* [WHAT YOU WILL DO]:
Work through the following lines and count those that hold the word "pure". Reply with that number only.

* [RECORDS PROVIDED]:

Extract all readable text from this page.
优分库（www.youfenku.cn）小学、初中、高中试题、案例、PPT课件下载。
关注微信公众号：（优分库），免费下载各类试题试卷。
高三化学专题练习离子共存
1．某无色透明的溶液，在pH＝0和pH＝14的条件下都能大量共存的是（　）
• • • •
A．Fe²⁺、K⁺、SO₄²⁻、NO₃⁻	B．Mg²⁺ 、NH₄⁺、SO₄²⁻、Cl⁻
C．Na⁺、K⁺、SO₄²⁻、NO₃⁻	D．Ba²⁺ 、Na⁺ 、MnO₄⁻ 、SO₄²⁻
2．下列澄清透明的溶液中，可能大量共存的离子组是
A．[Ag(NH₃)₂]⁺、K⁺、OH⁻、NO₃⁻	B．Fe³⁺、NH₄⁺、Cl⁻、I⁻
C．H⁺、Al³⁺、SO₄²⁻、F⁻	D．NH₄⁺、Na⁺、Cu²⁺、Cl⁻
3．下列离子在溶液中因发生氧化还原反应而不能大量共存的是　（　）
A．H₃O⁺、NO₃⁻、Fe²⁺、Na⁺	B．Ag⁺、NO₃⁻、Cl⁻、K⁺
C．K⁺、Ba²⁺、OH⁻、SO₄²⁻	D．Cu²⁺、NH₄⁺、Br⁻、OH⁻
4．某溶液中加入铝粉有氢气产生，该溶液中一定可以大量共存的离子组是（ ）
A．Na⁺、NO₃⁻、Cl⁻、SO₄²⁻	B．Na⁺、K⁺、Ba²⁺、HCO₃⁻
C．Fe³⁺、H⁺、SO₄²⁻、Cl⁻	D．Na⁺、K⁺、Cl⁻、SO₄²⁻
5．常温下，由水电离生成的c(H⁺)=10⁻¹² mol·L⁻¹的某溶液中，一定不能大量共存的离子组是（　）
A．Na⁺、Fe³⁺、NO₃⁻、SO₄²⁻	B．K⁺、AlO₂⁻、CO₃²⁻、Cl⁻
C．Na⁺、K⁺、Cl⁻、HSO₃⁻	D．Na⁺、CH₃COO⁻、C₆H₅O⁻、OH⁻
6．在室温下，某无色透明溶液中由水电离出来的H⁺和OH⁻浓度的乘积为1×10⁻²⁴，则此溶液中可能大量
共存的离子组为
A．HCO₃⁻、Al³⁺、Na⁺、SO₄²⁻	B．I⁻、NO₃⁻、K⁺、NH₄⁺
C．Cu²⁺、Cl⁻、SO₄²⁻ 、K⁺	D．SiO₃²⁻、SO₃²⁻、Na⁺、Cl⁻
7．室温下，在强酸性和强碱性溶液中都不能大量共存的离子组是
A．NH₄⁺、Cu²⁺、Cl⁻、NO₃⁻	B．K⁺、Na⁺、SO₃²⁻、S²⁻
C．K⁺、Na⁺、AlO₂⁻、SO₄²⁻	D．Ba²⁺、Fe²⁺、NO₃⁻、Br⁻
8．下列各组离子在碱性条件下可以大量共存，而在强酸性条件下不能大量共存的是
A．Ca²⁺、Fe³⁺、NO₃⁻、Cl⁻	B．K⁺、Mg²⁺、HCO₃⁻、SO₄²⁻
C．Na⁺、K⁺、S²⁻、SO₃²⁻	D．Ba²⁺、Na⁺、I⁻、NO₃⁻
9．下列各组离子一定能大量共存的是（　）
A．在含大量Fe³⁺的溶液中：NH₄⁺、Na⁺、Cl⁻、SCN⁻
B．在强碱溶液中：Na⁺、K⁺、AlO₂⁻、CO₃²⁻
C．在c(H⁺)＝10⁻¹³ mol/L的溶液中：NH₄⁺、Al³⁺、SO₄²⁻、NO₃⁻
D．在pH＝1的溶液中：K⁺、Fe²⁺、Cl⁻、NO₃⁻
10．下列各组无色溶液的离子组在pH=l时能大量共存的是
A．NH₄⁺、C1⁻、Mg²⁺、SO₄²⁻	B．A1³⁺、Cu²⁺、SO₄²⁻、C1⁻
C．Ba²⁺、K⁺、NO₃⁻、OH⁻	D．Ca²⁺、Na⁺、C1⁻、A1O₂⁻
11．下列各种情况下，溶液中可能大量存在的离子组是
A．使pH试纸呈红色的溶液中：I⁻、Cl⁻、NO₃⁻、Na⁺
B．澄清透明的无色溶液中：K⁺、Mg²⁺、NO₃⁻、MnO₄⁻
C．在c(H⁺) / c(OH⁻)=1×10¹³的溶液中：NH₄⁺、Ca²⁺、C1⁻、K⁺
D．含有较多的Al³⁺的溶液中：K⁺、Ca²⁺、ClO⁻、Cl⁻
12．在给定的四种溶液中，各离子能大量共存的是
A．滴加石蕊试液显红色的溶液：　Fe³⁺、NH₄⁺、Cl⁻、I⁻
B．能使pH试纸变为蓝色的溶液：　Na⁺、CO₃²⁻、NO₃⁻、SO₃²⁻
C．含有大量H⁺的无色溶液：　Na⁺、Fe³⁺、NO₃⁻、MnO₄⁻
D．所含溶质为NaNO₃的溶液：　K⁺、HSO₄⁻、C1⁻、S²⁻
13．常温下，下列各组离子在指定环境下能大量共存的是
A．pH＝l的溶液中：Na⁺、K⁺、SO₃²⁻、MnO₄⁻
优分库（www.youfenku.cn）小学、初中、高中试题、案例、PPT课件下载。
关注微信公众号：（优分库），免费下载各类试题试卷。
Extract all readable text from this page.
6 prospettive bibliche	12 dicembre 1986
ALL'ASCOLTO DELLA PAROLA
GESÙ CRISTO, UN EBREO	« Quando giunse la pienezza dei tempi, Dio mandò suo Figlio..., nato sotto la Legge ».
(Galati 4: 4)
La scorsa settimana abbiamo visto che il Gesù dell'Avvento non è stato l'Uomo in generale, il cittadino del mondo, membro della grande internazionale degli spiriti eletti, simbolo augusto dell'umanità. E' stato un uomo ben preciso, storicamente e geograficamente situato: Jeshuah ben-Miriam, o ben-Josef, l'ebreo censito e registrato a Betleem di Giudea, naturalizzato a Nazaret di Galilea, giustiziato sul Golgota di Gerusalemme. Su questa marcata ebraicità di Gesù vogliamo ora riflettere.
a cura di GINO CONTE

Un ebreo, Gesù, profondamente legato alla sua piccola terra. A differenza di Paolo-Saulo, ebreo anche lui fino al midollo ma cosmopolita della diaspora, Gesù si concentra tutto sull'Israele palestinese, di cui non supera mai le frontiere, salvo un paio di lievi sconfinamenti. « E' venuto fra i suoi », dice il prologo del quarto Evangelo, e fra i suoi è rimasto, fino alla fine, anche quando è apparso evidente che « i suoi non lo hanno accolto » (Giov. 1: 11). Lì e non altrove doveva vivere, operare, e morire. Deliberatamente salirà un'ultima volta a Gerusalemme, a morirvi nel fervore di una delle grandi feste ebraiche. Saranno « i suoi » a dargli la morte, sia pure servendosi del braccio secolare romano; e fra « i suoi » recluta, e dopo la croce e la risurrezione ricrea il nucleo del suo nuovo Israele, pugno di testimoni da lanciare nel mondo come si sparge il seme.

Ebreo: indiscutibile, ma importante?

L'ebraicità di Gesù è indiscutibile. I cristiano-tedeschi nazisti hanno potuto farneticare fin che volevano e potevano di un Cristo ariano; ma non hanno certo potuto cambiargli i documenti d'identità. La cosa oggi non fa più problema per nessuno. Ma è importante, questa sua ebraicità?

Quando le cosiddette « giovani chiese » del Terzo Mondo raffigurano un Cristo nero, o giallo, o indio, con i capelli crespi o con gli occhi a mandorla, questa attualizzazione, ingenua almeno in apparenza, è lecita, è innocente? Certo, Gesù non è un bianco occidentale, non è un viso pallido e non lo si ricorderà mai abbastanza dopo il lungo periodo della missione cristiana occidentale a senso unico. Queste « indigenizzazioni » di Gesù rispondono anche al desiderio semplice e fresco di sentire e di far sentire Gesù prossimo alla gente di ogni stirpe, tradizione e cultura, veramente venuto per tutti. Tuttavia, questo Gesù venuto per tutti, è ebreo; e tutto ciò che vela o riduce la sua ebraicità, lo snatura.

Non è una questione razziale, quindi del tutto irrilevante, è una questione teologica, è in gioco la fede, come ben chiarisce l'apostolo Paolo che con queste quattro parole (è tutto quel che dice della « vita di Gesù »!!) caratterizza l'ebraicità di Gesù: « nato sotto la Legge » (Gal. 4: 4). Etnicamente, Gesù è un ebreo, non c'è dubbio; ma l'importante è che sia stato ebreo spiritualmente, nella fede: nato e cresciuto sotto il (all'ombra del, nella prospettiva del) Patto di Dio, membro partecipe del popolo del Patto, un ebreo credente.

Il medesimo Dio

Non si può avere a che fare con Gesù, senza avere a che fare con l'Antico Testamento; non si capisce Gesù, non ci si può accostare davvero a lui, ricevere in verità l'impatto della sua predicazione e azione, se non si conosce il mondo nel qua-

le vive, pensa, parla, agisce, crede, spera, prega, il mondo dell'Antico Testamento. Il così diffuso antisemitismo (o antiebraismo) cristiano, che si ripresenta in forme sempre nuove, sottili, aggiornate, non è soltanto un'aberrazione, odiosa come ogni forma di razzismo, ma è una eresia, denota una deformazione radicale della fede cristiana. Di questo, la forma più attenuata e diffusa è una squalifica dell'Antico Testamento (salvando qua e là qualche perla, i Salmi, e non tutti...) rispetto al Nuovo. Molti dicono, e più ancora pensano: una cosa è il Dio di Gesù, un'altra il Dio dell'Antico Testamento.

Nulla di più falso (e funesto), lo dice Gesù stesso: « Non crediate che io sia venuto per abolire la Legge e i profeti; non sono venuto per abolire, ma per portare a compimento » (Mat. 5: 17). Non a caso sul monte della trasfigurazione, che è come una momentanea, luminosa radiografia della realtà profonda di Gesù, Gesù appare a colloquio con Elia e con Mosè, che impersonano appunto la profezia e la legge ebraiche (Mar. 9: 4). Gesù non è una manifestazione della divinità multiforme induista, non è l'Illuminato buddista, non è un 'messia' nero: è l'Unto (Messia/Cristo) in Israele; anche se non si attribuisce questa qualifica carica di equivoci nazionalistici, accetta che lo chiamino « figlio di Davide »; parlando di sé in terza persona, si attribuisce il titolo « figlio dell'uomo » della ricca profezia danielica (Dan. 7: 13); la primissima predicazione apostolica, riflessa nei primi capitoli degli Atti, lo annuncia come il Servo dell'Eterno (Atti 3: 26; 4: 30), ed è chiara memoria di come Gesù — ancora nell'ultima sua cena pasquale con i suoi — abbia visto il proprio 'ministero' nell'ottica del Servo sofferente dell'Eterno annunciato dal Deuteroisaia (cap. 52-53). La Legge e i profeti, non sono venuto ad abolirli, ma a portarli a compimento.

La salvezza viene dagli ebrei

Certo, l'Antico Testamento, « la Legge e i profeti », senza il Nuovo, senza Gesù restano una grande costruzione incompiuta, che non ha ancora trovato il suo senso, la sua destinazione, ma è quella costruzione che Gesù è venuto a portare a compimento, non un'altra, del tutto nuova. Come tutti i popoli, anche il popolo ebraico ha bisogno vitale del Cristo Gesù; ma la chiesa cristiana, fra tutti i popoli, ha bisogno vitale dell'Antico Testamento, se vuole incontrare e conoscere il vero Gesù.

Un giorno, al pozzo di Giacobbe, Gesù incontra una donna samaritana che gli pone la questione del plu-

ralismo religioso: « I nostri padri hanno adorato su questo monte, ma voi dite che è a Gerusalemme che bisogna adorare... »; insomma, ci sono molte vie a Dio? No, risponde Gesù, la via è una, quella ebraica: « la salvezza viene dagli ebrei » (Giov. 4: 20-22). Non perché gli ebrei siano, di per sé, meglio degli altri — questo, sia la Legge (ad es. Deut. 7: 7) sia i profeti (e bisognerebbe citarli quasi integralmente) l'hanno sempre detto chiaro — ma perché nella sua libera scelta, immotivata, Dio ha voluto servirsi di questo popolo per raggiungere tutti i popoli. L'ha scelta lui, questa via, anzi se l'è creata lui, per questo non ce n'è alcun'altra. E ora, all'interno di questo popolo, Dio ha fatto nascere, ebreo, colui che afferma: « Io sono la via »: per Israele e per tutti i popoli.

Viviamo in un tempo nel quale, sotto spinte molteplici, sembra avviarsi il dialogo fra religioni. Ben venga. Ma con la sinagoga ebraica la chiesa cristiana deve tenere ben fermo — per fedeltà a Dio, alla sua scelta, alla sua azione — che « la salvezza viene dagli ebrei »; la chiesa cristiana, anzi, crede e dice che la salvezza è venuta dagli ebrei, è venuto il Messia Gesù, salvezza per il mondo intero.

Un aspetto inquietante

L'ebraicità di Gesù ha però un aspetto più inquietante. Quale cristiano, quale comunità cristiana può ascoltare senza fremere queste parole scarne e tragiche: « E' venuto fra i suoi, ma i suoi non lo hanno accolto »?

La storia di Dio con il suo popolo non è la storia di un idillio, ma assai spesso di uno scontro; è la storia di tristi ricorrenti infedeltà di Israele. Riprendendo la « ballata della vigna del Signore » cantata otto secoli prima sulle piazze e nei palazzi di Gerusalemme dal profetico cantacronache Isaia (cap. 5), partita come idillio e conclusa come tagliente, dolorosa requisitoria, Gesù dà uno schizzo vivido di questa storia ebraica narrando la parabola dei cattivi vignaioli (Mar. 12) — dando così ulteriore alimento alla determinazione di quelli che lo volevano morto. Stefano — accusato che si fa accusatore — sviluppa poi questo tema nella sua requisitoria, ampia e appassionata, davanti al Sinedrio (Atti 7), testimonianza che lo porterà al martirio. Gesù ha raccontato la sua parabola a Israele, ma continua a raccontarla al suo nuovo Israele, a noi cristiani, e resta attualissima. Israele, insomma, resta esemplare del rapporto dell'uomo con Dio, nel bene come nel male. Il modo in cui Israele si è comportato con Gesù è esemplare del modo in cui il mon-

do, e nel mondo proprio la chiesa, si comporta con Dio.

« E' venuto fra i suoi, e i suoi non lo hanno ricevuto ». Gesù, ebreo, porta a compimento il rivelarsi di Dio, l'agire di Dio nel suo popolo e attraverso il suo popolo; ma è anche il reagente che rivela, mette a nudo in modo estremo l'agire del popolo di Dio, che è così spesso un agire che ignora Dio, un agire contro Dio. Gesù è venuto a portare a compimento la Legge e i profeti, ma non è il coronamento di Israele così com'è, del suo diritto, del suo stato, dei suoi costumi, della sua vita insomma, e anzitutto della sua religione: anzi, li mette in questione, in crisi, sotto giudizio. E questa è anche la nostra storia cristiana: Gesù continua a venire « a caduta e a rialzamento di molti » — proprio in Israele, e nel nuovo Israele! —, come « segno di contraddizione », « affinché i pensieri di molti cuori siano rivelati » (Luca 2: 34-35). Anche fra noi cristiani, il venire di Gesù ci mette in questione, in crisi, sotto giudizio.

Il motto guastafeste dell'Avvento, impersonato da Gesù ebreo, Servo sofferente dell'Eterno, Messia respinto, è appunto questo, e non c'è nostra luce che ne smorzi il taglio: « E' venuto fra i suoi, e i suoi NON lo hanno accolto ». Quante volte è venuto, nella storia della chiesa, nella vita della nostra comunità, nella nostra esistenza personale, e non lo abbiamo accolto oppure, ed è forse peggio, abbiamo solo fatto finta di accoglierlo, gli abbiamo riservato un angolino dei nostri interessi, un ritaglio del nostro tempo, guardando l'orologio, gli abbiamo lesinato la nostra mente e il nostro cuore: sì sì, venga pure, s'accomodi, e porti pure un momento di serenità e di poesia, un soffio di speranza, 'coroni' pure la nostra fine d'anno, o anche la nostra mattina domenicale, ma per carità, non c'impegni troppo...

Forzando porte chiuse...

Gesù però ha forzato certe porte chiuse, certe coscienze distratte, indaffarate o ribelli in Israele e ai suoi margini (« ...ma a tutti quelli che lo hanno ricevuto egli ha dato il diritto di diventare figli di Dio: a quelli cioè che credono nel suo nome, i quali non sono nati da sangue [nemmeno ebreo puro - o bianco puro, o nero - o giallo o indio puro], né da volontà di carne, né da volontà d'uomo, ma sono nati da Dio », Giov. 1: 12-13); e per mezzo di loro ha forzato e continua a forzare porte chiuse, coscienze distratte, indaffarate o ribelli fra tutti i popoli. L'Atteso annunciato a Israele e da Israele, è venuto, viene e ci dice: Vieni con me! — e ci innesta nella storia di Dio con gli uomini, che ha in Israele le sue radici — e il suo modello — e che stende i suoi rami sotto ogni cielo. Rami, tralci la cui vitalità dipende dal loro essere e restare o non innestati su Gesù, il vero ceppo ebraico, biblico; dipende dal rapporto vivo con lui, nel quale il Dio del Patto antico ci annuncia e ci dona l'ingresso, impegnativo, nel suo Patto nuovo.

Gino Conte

* [EXERCISE SOLUTION]:
2